To do:
Please restate the following records word for word.

Data entries
☆ ☆ ☆ ☆ ☆ ☆ ☆
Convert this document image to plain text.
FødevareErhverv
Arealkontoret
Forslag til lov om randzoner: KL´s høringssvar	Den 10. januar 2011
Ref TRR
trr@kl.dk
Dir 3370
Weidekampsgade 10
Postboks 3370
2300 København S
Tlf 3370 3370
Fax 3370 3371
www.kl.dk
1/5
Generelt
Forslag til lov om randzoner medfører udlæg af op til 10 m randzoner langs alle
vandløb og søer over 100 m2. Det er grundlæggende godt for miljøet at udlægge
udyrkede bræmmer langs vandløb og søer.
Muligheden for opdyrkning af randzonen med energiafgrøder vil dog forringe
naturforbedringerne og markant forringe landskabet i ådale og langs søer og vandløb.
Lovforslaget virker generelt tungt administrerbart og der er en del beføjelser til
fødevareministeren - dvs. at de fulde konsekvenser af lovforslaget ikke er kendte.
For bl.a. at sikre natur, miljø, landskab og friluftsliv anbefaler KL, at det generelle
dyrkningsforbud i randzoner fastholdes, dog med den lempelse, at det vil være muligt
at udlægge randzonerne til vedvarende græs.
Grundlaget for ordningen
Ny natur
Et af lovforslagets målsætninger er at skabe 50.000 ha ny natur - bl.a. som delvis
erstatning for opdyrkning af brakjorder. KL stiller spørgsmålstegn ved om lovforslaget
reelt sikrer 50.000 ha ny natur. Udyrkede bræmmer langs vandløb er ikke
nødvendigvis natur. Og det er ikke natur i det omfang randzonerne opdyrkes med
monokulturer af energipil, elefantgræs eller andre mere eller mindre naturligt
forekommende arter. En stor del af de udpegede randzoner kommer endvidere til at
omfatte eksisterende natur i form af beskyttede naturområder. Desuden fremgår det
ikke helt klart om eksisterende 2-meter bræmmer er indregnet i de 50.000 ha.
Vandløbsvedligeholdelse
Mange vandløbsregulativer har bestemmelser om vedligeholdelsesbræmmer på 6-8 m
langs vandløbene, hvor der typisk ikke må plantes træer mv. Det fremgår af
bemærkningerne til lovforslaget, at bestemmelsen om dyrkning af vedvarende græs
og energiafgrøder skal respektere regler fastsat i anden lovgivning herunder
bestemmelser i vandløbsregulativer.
☆ ☆ ☆ ☆ ☆ ☆ ☆
The response:
Convert this document image to plain text.
FødevareErhverv
Arealkontoret
Forslag til lov om randzoner: KL´s høringssvar	Den 10. januar 2011
Ref TRR
trr@kl.dk
Dir 3370
Weidekampsgade 10
Postboks 3370
2300 København S
Tlf 3370 3370
Fax 3370 3371
www.kl.dk
1/5
Generelt
Forslag til lov om randzoner medfører udlæg af op til 10 m randzoner langs alle
vandløb og søer over 100 m2. Det er grundlæggende godt for miljøet at udlægge
udyrkede bræmmer langs vandløb og søer.
Muligheden for opdyrkning af randzonen med energiafgrøder vil dog forringe
naturforbedringerne og markant forringe landskabet i ådale og langs søer og vandløb.
Lovforslaget virker generelt tungt administrerbart og der er en del beføjelser til
fødevareministeren - dvs. at de fulde konsekvenser af lovforslaget ikke er kendte.
For bl.a. at sikre natur, miljø, landskab og friluftsliv anbefaler KL, at det generelle
dyrkningsforbud i randzoner fastholdes, dog med den lempelse, at det vil være muligt
at udlægge randzonerne til vedvarende græs.
Grundlaget for ordningen
Ny natur
Et af lovforslagets målsætninger er at skabe 50.000 ha ny natur - bl.a. som delvis
erstatning for opdyrkning af brakjorder. KL stiller spørgsmålstegn ved om lovforslaget
reelt sikrer 50.000 ha ny natur. Udyrkede bræmmer langs vandløb er ikke
nødvendigvis natur. Og det er ikke natur i det omfang randzonerne opdyrkes med
monokulturer af energipil, elefantgræs eller andre mere eller mindre naturligt
forekommende arter. En stor del af de udpegede randzoner kommer endvidere til at
omfatte eksisterende natur i form af beskyttede naturområder. Desuden fremgår det
ikke helt klart om eksisterende 2-meter bræmmer er indregnet i de 50.000 ha.
Vandløbsvedligeholdelse
Mange vandløbsregulativer har bestemmelser om vedligeholdelsesbræmmer på 6-8 m
langs vandløbene, hvor der typisk ikke må plantes træer mv. Det fremgår af
bemærkningerne til lovforslaget, at bestemmelsen om dyrkning af vedvarende græs
og energiafgrøder skal respektere regler fastsat i anden lovgivning herunder
bestemmelser i vandløbsregulativer.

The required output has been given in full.